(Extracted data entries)
------------------------------------

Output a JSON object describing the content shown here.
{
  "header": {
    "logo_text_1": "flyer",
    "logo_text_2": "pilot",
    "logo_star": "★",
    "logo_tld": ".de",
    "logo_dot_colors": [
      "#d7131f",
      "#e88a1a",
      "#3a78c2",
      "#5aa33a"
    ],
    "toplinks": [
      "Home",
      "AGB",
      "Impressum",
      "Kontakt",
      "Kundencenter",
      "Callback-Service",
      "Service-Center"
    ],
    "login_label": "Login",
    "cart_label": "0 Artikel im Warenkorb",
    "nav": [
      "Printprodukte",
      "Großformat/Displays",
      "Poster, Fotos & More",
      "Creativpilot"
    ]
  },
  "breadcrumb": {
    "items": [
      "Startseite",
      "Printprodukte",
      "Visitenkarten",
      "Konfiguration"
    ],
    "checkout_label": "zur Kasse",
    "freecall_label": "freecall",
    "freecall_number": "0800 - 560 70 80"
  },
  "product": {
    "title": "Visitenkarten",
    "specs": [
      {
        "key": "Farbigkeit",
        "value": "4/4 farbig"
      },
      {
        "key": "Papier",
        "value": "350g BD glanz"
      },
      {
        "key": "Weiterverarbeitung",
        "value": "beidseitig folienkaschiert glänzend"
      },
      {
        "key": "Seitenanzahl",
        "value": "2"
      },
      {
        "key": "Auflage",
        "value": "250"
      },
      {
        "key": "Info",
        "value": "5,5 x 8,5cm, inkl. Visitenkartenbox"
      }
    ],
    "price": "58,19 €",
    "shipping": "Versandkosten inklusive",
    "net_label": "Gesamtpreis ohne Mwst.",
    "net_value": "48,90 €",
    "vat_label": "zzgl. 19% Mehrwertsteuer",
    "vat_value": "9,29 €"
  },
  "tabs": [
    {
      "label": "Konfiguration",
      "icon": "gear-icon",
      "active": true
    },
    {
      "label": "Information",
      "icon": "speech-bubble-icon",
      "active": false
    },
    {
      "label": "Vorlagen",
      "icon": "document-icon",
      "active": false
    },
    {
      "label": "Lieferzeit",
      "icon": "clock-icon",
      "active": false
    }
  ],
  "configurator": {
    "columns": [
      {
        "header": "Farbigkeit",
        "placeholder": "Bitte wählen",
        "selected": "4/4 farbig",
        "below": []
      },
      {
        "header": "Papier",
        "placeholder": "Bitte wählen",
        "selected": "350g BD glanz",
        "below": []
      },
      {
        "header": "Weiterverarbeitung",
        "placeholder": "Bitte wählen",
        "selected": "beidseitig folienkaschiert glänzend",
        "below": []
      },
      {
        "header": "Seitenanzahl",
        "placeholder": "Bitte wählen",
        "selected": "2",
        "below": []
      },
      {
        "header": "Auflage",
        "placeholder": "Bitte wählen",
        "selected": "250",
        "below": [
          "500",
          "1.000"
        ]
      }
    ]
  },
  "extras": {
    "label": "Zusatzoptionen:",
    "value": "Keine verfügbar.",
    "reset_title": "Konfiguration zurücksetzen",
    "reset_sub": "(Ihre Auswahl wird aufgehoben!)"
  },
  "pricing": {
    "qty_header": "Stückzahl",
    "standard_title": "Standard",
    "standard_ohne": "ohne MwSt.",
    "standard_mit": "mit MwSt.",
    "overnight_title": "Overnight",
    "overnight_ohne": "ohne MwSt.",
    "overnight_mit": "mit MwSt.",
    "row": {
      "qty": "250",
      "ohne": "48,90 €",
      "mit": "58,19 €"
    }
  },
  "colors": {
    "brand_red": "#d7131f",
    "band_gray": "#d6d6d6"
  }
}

------------------------------------

Say how many lines above hold the word "Seitenanzahl", giving only the count.

OUTPUT OF THE TASK: 2